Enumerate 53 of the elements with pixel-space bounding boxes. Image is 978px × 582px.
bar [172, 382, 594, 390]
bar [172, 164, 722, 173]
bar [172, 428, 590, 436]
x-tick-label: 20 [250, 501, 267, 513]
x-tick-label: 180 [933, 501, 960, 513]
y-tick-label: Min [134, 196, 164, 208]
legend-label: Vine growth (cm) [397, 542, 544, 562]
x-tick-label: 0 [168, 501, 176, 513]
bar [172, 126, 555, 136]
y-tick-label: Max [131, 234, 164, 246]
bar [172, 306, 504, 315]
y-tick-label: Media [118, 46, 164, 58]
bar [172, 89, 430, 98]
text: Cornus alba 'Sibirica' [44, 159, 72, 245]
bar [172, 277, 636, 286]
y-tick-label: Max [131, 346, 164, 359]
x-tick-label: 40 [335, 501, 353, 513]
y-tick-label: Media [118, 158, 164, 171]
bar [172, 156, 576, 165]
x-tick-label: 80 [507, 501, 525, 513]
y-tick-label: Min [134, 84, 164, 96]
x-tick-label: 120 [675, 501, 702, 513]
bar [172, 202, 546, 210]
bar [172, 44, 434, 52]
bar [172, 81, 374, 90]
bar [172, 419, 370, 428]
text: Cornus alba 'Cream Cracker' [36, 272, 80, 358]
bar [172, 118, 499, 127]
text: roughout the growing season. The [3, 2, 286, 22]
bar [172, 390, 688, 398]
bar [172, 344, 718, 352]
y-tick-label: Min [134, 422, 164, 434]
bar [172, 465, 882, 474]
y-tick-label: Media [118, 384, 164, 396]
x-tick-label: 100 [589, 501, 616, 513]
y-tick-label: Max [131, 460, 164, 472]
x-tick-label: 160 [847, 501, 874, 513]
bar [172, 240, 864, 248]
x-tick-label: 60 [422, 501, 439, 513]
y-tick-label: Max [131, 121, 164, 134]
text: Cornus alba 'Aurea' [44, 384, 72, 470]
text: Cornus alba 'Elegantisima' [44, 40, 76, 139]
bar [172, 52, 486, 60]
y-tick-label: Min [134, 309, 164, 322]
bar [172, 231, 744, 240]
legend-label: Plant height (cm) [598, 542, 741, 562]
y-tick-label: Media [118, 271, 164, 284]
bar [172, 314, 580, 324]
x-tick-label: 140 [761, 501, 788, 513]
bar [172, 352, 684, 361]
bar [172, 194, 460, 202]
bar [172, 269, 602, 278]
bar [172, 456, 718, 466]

◆ ◆ ◆ ◆ ◆

STATED PROBLEM> Copy out every row above again, line for line, without changing a single character.

FINAL ANSWER>
Enumerate 53 of the elements with pixel-space bounding boxes. Image is 978px × 582px.
bar [172, 382, 594, 390]
bar [172, 164, 722, 173]
bar [172, 428, 590, 436]
x-tick-label: 20 [250, 501, 267, 513]
x-tick-label: 180 [933, 501, 960, 513]
y-tick-label: Min [134, 196, 164, 208]
legend-label: Vine growth (cm) [397, 542, 544, 562]
x-tick-label: 0 [168, 501, 176, 513]
bar [172, 126, 555, 136]
y-tick-label: Max [131, 234, 164, 246]
bar [172, 306, 504, 315]
y-tick-label: Media [118, 46, 164, 58]
bar [172, 89, 430, 98]
text: Cornus alba 'Sibirica' [44, 159, 72, 245]
bar [172, 277, 636, 286]
y-tick-label: Max [131, 346, 164, 359]
x-tick-label: 40 [335, 501, 353, 513]
y-tick-label: Media [118, 158, 164, 171]
bar [172, 156, 576, 165]
x-tick-label: 80 [507, 501, 525, 513]
y-tick-label: Min [134, 84, 164, 96]
x-tick-label: 120 [675, 501, 702, 513]
bar [172, 202, 546, 210]
bar [172, 44, 434, 52]
bar [172, 81, 374, 90]
bar [172, 419, 370, 428]
text: Cornus alba 'Cream Cracker' [36, 272, 80, 358]
bar [172, 118, 499, 127]
text: roughout the growing season. The [3, 2, 286, 22]
bar [172, 390, 688, 398]
bar [172, 344, 718, 352]
y-tick-label: Min [134, 422, 164, 434]
bar [172, 465, 882, 474]
y-tick-label: Media [118, 384, 164, 396]
x-tick-label: 100 [589, 501, 616, 513]
y-tick-label: Max [131, 460, 164, 472]
x-tick-label: 160 [847, 501, 874, 513]
bar [172, 240, 864, 248]
x-tick-label: 60 [422, 501, 439, 513]
y-tick-label: Max [131, 121, 164, 134]
text: Cornus alba 'Aurea' [44, 384, 72, 470]
text: Cornus alba 'Elegantisima' [44, 40, 76, 139]
bar [172, 52, 486, 60]
y-tick-label: Min [134, 309, 164, 322]
bar [172, 231, 744, 240]
legend-label: Plant height (cm) [598, 542, 741, 562]
y-tick-label: Media [118, 271, 164, 284]
bar [172, 314, 580, 324]
x-tick-label: 140 [761, 501, 788, 513]
bar [172, 352, 684, 361]
bar [172, 194, 460, 202]
bar [172, 269, 602, 278]
bar [172, 456, 718, 466]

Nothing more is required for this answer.